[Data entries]
━━━━━━━━━━━━━━━━
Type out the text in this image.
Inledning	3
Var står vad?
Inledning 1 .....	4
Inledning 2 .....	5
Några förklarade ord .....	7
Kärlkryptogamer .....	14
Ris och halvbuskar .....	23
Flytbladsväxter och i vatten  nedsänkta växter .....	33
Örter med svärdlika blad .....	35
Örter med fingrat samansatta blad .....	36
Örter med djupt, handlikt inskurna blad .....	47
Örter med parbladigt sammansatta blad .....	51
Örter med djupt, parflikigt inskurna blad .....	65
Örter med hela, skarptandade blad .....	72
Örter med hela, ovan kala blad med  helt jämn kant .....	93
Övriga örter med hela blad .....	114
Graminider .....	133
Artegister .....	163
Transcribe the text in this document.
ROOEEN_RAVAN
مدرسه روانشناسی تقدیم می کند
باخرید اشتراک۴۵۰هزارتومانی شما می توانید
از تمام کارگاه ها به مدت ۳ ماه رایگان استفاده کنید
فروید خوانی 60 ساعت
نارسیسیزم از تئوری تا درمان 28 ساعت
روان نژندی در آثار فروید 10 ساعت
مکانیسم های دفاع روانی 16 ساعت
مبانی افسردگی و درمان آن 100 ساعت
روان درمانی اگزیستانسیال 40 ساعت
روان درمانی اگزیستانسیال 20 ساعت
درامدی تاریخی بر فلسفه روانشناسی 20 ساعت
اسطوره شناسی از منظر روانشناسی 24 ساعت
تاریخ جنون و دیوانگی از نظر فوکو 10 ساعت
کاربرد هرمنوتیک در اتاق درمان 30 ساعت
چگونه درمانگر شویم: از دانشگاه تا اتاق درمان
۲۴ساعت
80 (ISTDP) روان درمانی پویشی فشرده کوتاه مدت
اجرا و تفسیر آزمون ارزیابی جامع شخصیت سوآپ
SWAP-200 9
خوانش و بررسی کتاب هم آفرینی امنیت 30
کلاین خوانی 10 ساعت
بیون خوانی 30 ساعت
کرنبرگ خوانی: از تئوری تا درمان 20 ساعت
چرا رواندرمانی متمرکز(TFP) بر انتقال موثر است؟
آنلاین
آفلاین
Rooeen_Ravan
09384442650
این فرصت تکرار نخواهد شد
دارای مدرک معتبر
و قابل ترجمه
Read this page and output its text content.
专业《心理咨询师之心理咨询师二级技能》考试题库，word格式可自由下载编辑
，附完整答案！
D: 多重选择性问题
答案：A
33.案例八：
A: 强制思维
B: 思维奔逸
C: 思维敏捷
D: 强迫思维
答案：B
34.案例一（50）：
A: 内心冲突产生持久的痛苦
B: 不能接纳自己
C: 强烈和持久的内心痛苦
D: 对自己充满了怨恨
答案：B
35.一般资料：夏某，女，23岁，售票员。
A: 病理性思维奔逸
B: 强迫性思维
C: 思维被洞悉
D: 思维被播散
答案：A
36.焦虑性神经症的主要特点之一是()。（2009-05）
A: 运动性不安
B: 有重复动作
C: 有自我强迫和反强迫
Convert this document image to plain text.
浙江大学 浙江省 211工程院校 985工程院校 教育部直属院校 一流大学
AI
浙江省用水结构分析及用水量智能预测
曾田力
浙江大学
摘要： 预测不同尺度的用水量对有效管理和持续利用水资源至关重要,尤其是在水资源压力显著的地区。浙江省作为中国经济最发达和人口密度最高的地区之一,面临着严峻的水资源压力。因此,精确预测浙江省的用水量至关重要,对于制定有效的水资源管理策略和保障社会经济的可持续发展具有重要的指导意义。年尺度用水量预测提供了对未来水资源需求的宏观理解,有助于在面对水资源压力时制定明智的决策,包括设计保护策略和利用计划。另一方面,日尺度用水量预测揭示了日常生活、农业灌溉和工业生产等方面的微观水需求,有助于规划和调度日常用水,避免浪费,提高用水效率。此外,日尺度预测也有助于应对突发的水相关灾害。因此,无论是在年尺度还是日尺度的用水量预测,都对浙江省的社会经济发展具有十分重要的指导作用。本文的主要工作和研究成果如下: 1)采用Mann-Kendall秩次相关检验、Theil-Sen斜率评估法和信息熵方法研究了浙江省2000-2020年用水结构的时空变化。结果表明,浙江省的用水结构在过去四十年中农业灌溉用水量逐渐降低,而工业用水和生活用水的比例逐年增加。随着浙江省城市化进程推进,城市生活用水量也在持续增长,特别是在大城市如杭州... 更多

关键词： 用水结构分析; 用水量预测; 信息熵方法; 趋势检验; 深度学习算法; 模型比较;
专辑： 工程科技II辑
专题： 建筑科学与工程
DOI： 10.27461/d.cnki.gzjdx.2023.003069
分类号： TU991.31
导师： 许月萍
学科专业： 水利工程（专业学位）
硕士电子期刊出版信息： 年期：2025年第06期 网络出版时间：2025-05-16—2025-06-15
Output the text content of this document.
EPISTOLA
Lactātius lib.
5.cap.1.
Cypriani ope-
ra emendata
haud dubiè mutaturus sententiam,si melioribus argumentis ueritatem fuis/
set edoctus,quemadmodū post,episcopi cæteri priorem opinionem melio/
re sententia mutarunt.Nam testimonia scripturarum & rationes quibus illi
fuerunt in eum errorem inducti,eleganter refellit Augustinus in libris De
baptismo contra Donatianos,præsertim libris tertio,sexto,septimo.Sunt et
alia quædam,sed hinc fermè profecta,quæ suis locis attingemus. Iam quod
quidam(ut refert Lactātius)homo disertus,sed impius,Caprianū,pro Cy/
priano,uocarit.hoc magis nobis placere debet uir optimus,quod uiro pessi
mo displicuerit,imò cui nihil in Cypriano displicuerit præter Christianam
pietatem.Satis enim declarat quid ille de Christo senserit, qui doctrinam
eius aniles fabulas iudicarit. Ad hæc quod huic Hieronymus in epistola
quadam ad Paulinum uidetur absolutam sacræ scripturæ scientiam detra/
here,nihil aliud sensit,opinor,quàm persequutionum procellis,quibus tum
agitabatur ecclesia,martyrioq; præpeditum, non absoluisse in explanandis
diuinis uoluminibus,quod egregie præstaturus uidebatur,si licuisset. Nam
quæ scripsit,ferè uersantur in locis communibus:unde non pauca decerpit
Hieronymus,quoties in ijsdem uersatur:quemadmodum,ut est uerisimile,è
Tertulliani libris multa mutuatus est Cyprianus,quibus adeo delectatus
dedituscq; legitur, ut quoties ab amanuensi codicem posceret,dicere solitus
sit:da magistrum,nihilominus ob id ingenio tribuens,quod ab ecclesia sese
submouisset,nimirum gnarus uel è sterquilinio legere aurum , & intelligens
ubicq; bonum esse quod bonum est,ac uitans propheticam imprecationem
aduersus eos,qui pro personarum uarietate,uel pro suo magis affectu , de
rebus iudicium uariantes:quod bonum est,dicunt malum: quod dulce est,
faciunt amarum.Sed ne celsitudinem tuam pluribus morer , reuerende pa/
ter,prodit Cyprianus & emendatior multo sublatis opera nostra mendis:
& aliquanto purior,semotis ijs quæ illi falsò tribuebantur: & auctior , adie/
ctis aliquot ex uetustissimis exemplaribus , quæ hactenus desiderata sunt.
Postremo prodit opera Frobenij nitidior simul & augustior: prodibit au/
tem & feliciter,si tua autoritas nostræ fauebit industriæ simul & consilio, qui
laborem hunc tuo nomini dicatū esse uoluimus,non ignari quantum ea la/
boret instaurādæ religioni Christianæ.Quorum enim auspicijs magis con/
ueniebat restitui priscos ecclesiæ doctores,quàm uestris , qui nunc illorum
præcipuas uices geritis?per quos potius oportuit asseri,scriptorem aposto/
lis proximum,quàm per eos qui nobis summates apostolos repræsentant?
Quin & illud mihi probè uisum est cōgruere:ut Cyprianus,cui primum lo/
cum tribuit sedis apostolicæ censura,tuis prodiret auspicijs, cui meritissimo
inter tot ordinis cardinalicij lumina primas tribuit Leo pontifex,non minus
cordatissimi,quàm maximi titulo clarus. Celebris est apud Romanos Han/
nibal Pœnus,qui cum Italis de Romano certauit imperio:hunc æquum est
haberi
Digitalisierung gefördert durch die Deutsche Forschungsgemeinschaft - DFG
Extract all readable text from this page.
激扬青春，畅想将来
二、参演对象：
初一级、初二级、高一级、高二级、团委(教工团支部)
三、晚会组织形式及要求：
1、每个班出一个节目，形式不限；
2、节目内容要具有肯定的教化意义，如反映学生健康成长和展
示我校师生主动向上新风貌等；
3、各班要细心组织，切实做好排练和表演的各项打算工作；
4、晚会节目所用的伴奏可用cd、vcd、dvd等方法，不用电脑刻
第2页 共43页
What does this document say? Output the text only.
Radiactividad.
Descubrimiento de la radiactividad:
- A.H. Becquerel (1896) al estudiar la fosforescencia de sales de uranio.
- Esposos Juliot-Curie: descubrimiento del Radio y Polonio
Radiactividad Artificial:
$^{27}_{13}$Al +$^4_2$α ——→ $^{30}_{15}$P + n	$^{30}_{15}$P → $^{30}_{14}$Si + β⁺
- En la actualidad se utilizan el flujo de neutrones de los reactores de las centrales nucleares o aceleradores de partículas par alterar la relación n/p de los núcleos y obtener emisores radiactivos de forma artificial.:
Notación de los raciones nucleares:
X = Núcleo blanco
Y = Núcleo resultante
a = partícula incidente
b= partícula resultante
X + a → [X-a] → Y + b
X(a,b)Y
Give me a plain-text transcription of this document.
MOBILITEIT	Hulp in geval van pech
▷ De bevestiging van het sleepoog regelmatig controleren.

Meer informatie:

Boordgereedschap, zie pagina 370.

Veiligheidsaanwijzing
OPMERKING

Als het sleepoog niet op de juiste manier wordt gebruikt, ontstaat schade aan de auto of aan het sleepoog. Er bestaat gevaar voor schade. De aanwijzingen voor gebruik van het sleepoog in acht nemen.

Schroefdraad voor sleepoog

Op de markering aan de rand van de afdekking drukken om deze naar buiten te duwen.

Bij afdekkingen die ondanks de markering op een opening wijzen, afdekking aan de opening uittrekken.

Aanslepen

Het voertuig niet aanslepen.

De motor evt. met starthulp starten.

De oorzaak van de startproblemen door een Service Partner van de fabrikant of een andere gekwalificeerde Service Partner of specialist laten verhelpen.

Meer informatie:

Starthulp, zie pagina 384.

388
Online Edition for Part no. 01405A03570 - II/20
━━━━━━━━━━━━━━━━
• _Short exercise_:
Copy each line holding the word "quàm" from the listing above.

• _Exercise answer_:
here,nihil aliud sensit,opinor,quàm persequutionum procellis,quibus tum
ueniebat restitui priscos ecclesiæ doctores,quàm uestris , qui nunc illorum
lis proximum,quàm per eos qui nobis summates apostolos repræsentant?
cordatissimi,quàm maximi titulo clarus. Celebris est apud Romanos Han/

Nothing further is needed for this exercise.